- **Listed entries**:
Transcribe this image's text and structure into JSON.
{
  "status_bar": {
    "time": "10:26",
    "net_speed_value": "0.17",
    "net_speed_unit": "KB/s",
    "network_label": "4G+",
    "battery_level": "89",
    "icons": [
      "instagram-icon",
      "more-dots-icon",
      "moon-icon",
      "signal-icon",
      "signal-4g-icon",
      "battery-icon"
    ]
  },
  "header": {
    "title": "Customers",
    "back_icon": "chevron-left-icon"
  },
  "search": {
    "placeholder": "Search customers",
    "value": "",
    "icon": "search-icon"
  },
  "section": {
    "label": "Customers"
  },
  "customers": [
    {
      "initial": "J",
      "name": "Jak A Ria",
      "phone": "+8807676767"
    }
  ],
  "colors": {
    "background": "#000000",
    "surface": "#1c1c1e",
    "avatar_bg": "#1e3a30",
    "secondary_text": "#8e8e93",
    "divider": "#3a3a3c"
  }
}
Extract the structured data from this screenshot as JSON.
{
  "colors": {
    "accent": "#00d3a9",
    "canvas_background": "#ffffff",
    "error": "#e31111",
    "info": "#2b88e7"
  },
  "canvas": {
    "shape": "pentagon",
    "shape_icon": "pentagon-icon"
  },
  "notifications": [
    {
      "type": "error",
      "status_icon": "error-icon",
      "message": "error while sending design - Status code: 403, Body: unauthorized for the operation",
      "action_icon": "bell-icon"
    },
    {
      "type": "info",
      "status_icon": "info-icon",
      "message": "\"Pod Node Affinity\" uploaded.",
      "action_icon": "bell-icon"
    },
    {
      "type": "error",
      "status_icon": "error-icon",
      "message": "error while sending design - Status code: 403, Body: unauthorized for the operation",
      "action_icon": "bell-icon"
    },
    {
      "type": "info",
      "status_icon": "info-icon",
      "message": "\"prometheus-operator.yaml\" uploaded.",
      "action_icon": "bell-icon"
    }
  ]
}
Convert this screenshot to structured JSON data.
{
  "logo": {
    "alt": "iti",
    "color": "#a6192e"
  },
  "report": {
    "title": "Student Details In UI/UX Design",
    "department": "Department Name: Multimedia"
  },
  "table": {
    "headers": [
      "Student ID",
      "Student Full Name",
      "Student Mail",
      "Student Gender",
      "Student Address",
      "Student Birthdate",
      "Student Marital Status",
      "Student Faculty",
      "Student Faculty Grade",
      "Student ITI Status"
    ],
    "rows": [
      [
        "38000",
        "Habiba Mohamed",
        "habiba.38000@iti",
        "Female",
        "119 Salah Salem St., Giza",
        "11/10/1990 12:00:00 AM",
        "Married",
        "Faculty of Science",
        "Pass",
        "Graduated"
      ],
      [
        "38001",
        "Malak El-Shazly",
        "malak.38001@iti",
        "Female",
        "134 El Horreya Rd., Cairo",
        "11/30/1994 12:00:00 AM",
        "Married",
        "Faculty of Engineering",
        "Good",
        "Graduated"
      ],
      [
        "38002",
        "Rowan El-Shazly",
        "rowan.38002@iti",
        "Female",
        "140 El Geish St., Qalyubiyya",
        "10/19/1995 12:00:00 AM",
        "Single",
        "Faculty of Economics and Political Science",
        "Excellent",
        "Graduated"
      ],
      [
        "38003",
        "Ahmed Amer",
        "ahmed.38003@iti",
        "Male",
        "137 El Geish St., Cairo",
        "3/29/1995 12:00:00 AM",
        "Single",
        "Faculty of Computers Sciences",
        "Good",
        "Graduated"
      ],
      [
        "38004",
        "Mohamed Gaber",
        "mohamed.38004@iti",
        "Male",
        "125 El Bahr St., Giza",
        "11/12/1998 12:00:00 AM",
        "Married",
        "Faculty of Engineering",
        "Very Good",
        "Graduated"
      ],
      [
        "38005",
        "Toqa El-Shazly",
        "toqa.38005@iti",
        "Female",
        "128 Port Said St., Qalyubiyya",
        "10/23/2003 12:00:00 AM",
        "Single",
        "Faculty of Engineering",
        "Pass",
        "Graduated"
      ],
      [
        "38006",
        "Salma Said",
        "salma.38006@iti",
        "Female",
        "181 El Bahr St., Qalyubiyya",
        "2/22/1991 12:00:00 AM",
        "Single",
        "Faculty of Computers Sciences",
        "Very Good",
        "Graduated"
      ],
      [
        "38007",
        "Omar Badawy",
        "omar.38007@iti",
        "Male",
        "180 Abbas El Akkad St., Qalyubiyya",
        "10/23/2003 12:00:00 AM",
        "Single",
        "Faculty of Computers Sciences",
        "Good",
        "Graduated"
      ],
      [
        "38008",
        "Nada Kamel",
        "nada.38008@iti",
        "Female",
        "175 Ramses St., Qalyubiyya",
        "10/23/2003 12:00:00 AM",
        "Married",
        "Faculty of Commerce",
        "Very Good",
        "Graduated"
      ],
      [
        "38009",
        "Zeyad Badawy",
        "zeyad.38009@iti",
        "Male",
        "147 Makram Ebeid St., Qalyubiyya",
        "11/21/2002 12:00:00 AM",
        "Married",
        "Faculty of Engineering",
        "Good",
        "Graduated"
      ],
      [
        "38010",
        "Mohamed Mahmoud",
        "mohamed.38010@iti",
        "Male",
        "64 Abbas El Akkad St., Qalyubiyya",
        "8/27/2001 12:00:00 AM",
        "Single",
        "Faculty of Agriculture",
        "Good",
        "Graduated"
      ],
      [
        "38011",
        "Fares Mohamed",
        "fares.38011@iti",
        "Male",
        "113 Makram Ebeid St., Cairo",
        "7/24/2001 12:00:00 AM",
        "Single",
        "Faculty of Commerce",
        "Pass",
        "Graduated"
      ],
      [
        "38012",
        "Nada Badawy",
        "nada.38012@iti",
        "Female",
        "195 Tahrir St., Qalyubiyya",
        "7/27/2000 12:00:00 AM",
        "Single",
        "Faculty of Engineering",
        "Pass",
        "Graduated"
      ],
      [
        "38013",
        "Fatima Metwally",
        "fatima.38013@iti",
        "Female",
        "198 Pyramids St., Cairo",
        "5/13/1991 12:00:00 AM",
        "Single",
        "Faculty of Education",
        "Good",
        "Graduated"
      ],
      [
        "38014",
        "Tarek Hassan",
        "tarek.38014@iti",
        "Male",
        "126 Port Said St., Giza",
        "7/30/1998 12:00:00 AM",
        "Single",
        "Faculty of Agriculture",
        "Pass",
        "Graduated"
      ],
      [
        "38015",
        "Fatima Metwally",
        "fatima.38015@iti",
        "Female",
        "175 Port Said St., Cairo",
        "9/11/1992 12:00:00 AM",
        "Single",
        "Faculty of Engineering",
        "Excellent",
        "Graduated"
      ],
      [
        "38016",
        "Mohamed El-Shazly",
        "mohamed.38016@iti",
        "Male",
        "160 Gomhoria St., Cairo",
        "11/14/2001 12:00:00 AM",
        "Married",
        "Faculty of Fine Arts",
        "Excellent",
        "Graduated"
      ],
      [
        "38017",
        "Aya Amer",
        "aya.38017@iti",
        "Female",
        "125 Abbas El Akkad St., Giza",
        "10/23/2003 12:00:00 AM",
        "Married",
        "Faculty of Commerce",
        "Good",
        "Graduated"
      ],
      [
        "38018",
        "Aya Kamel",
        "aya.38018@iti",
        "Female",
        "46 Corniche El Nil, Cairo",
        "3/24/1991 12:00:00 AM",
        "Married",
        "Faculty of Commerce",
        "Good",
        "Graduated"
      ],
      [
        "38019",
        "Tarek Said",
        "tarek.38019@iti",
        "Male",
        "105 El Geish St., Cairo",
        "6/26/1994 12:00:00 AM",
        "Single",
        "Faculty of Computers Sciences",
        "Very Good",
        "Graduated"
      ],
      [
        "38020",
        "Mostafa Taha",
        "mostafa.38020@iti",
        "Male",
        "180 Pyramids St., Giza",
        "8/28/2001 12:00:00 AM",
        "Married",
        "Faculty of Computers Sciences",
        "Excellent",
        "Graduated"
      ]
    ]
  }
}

- **Exercise requirements**: Extract every line above containing the word "Shazly".

- **Solution**:
        "Malak El-Shazly",
        "Rowan El-Shazly",
        "Toqa El-Shazly",
        "Mohamed El-Shazly",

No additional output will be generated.